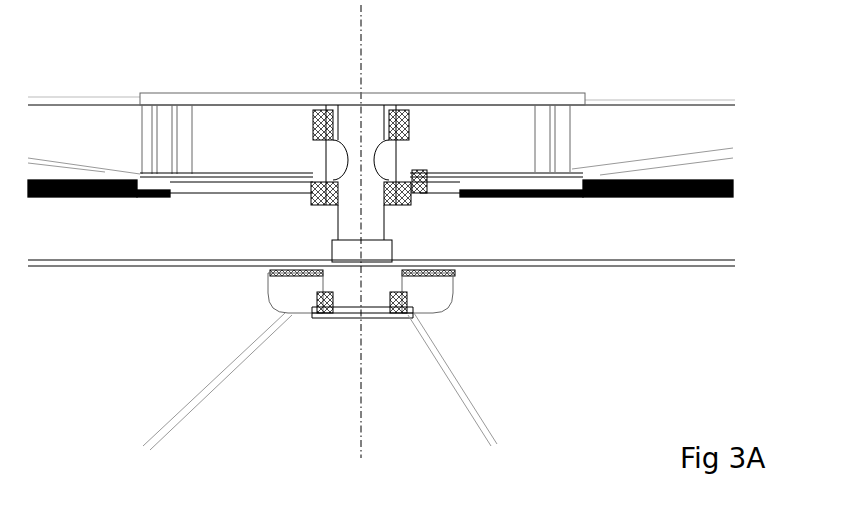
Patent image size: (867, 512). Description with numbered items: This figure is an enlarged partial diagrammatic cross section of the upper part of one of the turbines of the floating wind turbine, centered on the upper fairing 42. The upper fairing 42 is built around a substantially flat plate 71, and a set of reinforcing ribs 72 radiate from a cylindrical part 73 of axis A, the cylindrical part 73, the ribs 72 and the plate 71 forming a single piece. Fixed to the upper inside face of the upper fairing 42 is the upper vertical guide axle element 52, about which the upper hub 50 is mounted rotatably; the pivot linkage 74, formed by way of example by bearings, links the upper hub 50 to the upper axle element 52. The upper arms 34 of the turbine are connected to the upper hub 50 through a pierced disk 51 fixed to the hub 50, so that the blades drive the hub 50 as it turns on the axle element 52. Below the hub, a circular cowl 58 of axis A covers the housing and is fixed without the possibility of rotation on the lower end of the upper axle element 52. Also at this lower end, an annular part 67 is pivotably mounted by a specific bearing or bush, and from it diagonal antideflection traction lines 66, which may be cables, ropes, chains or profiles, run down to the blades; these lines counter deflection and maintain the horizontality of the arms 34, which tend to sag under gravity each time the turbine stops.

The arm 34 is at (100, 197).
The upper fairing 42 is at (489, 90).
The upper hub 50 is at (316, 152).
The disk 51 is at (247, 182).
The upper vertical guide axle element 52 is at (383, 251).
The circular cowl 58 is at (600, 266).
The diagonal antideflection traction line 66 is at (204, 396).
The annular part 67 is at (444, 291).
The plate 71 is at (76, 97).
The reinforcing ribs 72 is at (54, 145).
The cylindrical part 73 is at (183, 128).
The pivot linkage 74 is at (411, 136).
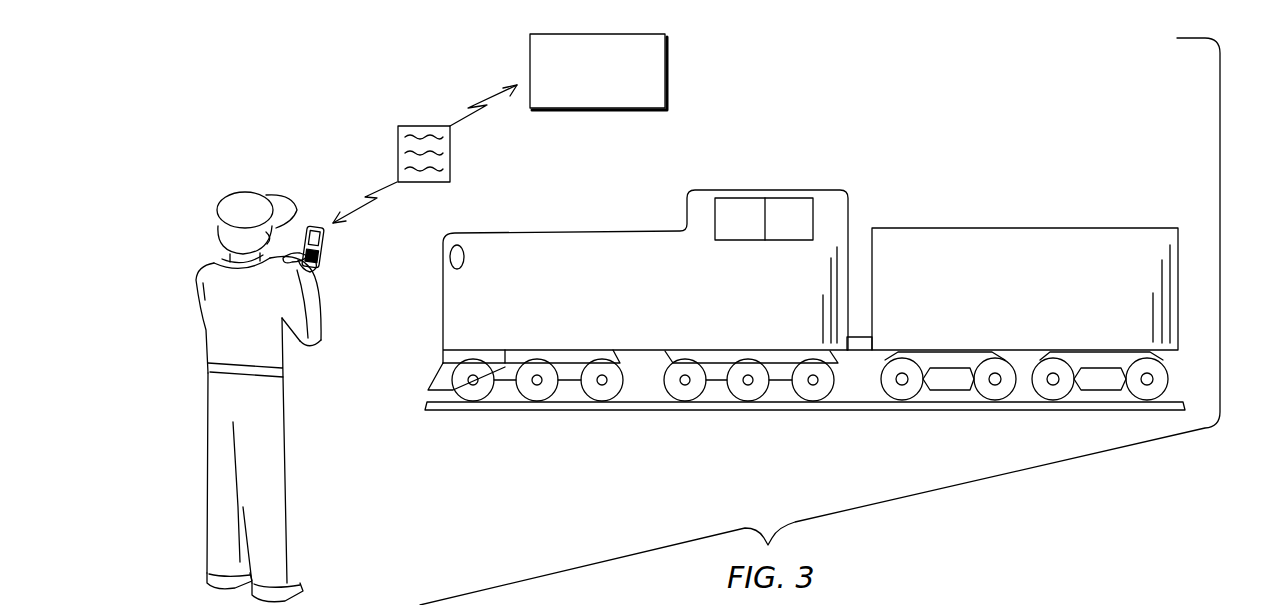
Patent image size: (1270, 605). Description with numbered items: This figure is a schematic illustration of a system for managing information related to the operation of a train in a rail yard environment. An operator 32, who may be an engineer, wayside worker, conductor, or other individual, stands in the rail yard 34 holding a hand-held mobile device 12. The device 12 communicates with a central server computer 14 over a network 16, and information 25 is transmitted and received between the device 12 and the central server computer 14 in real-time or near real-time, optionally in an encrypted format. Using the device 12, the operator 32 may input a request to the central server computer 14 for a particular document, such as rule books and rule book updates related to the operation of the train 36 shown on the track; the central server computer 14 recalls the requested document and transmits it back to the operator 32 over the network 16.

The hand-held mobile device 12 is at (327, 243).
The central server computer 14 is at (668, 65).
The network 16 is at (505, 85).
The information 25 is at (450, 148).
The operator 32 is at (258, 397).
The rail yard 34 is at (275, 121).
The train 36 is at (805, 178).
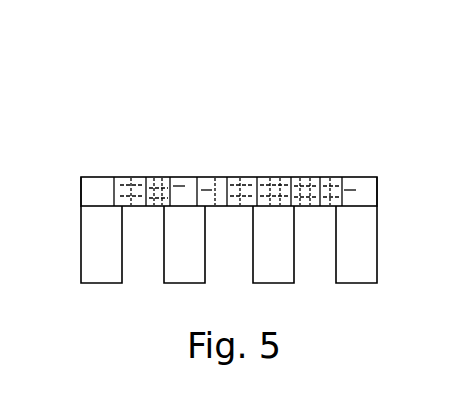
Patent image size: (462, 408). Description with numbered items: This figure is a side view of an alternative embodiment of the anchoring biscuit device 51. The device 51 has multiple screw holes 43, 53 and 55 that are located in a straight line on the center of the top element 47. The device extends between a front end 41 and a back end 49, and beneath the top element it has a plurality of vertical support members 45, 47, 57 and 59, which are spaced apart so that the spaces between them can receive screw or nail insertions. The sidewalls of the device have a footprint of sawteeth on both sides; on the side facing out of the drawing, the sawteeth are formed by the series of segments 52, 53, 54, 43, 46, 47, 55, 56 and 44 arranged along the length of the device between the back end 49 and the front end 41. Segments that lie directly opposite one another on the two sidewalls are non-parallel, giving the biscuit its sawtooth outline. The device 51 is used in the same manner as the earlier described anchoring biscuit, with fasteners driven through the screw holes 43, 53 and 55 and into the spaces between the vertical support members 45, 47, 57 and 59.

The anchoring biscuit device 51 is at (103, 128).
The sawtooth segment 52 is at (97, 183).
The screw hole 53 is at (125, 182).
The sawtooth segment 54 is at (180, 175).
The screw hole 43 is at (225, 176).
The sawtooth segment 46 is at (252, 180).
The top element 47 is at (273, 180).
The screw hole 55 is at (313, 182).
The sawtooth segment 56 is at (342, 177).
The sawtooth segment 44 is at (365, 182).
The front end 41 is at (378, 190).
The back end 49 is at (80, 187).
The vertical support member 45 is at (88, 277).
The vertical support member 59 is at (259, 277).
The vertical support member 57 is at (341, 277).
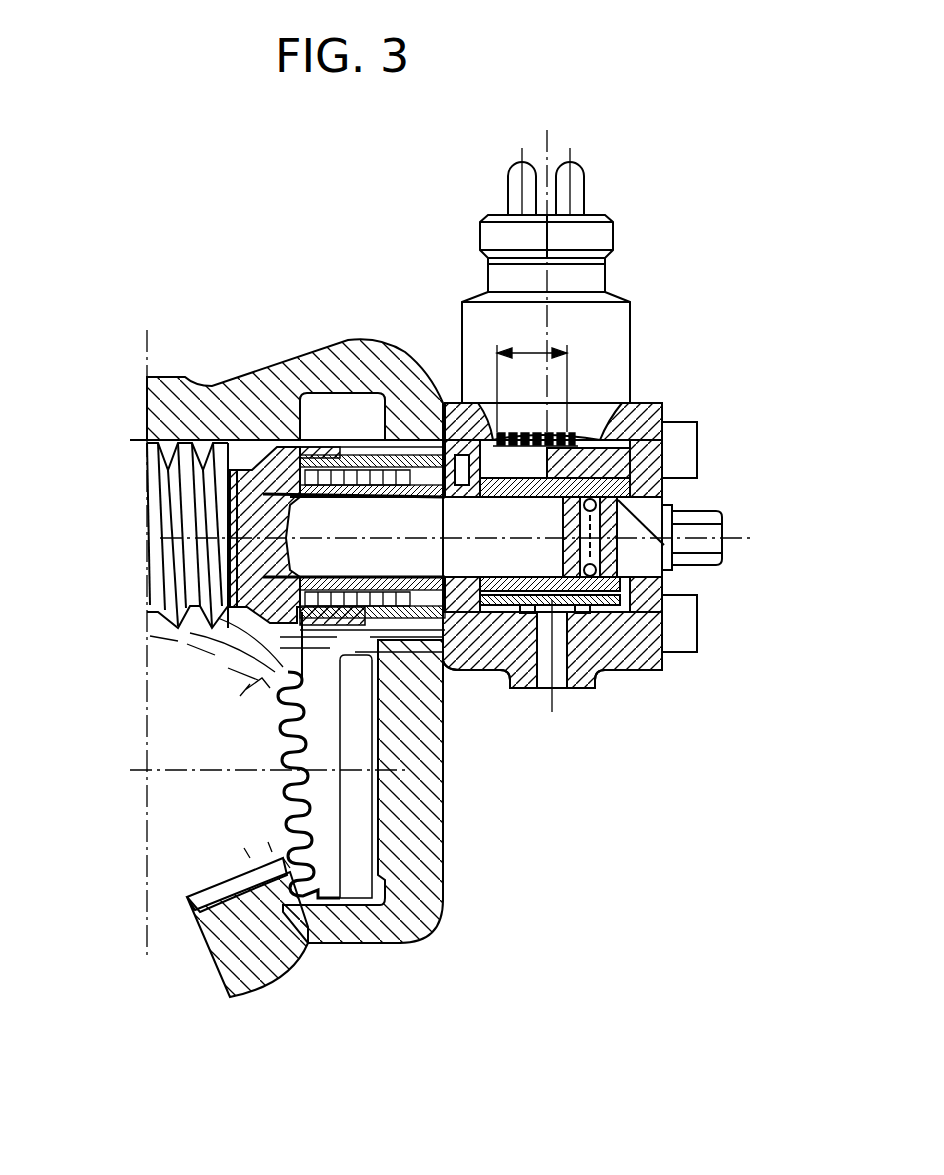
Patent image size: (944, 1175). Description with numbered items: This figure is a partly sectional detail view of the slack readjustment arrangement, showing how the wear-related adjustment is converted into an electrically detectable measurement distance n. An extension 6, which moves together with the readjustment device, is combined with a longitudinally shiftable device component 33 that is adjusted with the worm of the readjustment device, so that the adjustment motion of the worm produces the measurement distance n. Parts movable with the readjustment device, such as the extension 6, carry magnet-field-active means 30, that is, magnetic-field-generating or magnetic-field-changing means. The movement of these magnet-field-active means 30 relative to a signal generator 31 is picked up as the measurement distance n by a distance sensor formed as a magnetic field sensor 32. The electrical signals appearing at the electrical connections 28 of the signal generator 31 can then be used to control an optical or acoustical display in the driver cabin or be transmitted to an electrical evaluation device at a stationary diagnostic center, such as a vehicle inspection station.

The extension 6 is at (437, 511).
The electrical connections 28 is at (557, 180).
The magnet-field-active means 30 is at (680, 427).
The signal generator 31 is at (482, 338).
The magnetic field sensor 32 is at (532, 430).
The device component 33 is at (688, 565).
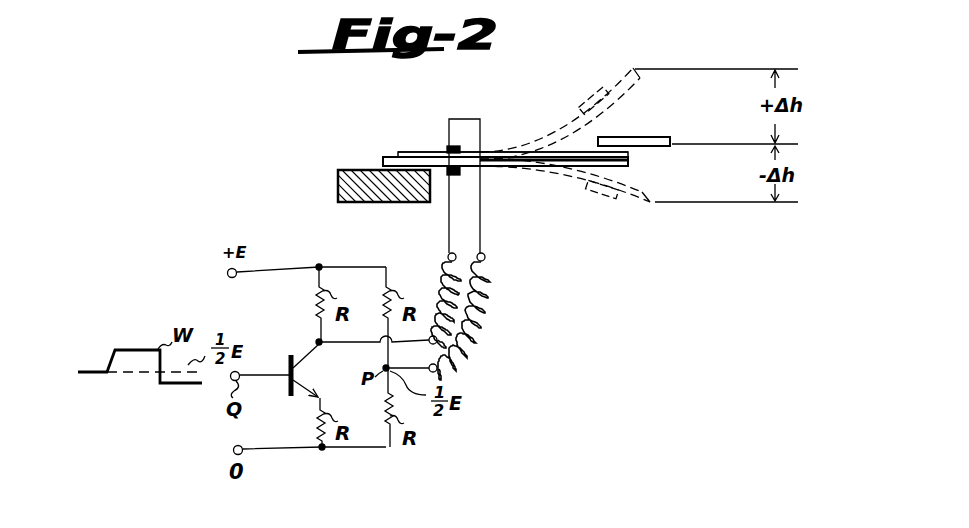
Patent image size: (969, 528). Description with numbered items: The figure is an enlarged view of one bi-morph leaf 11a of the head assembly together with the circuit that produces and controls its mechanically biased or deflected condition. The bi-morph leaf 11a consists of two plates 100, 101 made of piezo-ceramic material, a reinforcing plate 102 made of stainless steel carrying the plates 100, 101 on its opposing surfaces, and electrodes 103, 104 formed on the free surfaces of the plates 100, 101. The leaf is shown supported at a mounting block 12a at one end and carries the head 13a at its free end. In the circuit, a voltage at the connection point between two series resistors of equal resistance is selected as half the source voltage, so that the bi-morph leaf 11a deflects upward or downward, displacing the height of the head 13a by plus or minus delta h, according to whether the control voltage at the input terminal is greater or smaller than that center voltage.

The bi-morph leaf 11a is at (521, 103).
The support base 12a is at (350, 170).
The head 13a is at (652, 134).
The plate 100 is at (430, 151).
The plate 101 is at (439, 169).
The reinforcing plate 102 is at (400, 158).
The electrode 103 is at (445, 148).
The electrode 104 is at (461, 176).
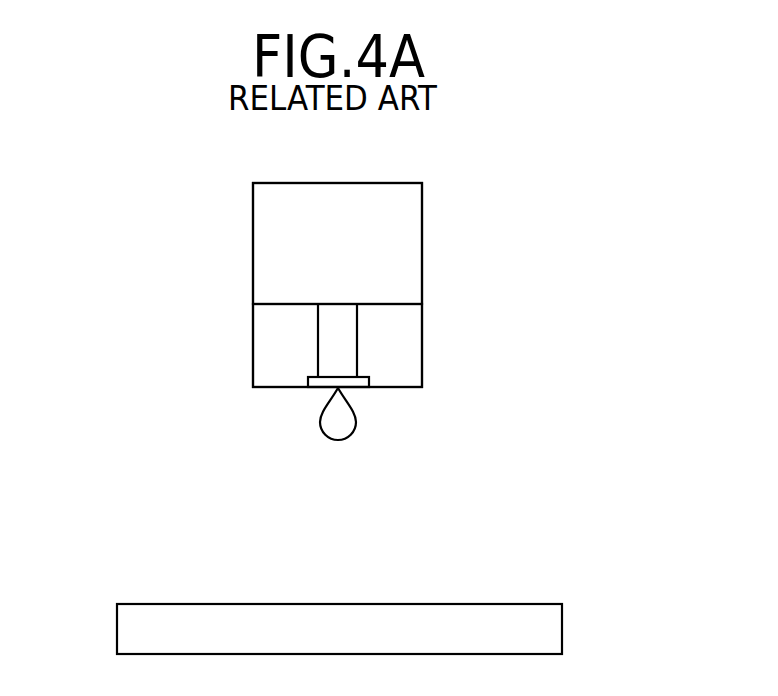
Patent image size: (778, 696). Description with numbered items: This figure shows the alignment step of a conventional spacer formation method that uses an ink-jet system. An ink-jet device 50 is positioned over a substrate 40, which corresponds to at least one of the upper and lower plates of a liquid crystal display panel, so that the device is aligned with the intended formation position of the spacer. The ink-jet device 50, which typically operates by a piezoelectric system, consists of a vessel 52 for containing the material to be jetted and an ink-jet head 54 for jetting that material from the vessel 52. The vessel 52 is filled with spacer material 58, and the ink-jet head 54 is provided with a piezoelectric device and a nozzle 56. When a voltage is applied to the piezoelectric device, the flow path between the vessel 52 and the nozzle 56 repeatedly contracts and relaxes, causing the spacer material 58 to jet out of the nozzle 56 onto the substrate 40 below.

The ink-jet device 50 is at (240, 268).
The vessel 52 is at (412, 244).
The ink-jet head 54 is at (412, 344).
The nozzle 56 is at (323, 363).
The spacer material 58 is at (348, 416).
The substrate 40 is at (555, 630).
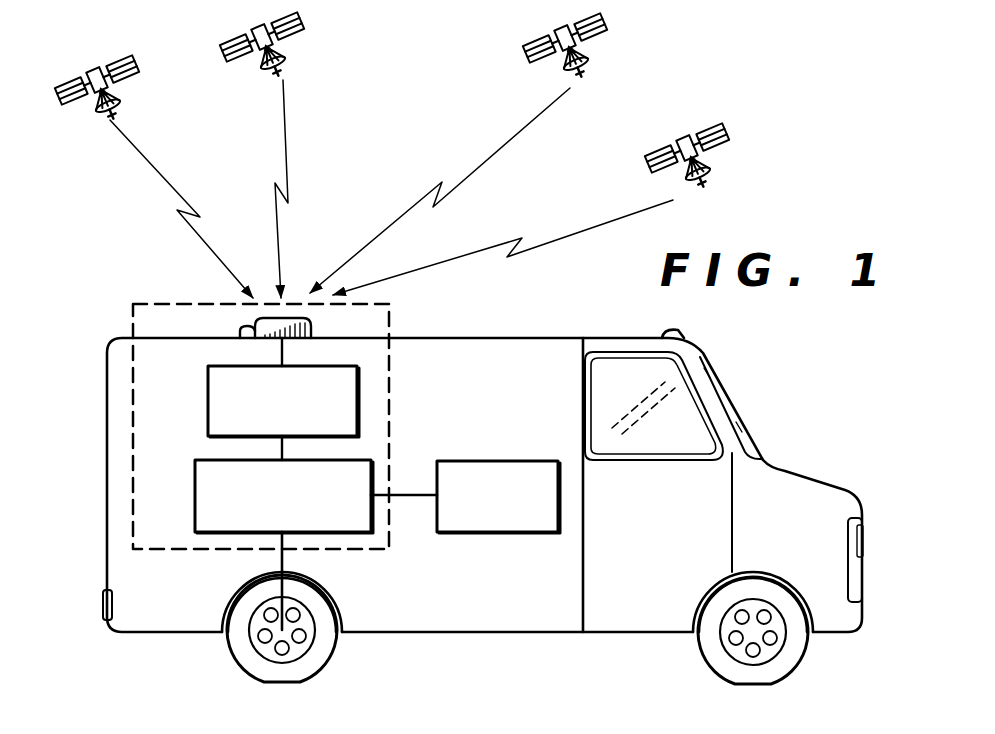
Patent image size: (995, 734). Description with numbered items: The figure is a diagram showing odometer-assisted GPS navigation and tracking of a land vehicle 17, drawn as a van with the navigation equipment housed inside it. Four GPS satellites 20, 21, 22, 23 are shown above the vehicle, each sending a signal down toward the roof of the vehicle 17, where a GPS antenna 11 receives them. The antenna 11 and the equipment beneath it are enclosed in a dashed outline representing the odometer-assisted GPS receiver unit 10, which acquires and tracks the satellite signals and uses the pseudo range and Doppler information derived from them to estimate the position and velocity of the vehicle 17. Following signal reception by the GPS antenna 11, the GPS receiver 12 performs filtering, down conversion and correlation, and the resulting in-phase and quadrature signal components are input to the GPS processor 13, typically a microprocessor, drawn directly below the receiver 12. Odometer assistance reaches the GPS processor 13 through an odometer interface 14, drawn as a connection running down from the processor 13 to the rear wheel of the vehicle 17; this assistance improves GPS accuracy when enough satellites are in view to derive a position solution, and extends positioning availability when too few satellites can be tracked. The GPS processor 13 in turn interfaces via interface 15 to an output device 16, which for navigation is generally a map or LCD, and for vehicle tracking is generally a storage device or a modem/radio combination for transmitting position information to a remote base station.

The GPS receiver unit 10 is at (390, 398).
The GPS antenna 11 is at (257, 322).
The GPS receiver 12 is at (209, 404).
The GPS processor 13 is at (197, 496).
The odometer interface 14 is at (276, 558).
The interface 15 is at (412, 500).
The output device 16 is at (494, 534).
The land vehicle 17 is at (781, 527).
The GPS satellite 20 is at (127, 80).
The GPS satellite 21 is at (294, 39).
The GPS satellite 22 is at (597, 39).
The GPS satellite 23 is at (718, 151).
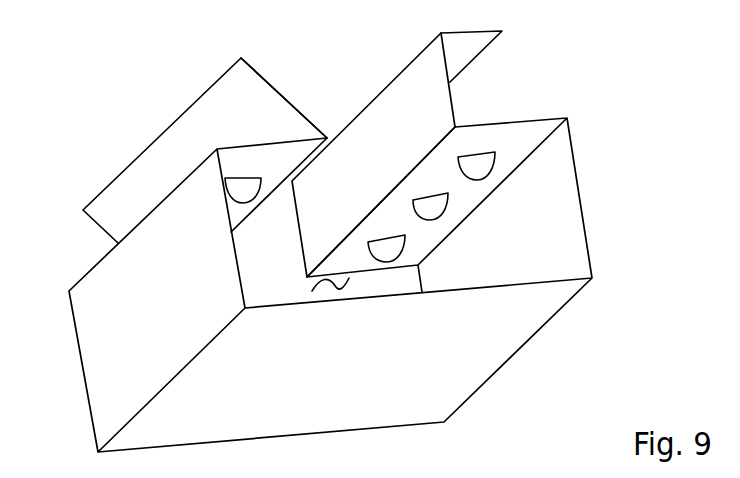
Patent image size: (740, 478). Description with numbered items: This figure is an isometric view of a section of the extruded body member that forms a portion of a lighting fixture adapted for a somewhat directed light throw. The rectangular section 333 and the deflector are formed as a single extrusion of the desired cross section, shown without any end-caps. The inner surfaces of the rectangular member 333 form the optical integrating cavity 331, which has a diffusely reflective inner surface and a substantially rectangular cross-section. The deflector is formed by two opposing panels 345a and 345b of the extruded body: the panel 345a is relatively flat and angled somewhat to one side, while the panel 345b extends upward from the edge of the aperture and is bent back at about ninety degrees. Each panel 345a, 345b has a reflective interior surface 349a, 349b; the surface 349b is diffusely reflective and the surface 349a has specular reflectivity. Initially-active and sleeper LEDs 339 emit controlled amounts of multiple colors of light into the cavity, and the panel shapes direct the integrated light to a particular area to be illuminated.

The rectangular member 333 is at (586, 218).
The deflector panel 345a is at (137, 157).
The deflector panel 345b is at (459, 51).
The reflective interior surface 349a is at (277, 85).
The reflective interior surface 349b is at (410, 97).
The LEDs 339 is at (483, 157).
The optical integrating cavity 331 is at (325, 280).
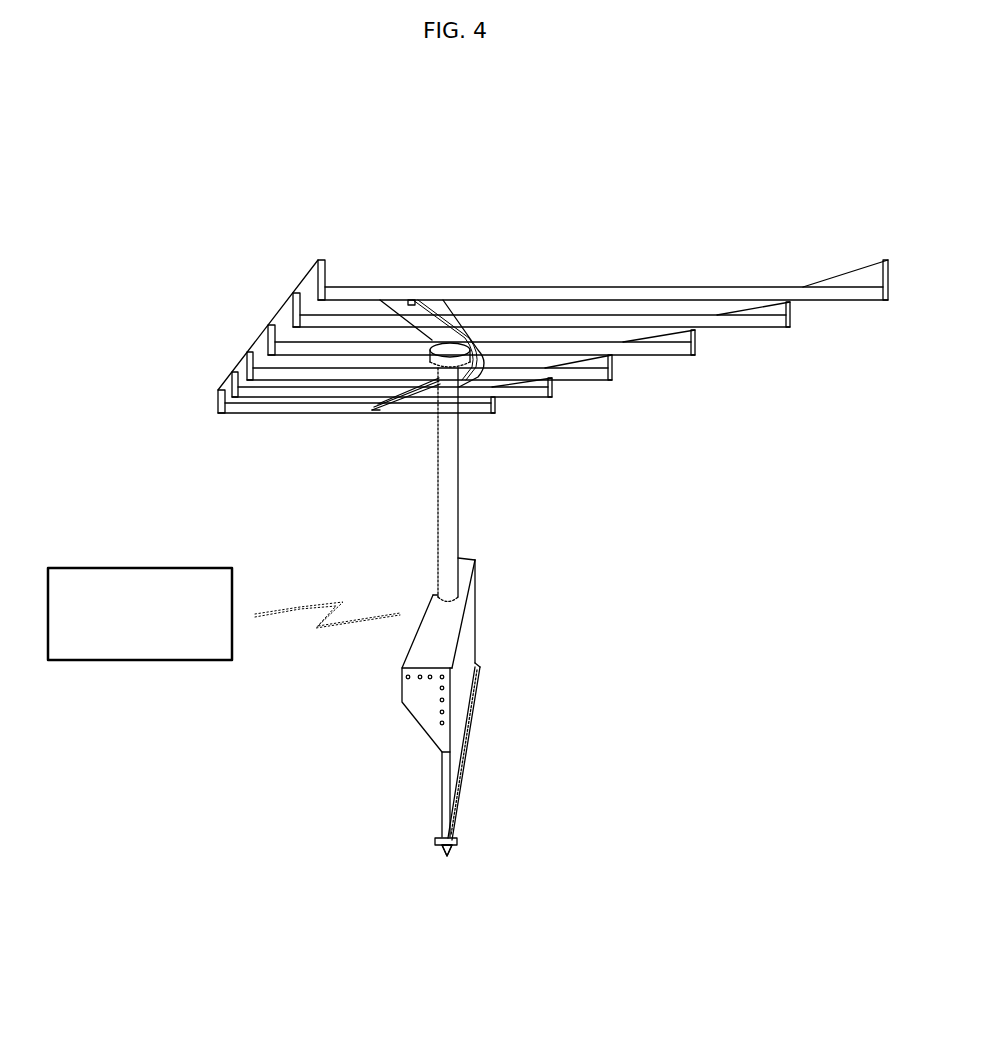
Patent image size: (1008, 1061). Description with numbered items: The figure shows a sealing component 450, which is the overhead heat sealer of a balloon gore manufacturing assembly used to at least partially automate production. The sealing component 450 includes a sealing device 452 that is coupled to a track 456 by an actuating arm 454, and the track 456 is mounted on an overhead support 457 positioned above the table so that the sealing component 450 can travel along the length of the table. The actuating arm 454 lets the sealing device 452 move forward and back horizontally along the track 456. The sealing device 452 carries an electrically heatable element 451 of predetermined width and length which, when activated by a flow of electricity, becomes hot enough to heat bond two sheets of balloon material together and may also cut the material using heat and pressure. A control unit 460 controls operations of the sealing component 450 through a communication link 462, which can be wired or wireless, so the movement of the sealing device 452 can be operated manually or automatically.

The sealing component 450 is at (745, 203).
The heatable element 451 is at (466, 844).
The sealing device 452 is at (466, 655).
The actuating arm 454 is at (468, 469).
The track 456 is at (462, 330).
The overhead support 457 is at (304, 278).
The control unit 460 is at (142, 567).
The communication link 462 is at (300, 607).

+-------+

## Set exercise
Update the part of the records that opens with the line containing "Patent image size: (1270, 605)." and closes with the line containing "The train 36 is at (805, 178)." by putting "schematic diagram" in place of "schematic illustration" and leaving everything else unchanged. Return only those lines.

## The answer
Patent image size: (1270, 605). Description with numbered items: This figure is a schematic diagram of a system for managing information related to the operation of a train in a rail yard environment. An operator 32, who may be an engineer, wayside worker, conductor, or other individual, stands in the rail yard 34 holding a hand-held mobile device 12. The device 12 communicates with a central server computer 14 over a network 16, and information 25 is transmitted and received between the device 12 and the central server computer 14 in real-time or near real-time, optionally in an encrypted format. Using the device 12, the operator 32 may input a request to the central server computer 14 for a particular document, such as rule books and rule book updates related to the operation of the train 36 shown on the track; the central server computer 14 recalls the requested document and transmits it back to the operator 32 over the network 16.

The hand-held mobile device 12 is at (327, 243).
The central server computer 14 is at (668, 65).
The network 16 is at (505, 85).
The information 25 is at (450, 148).
The operator 32 is at (258, 397).
The rail yard 34 is at (275, 121).
The train 36 is at (805, 178).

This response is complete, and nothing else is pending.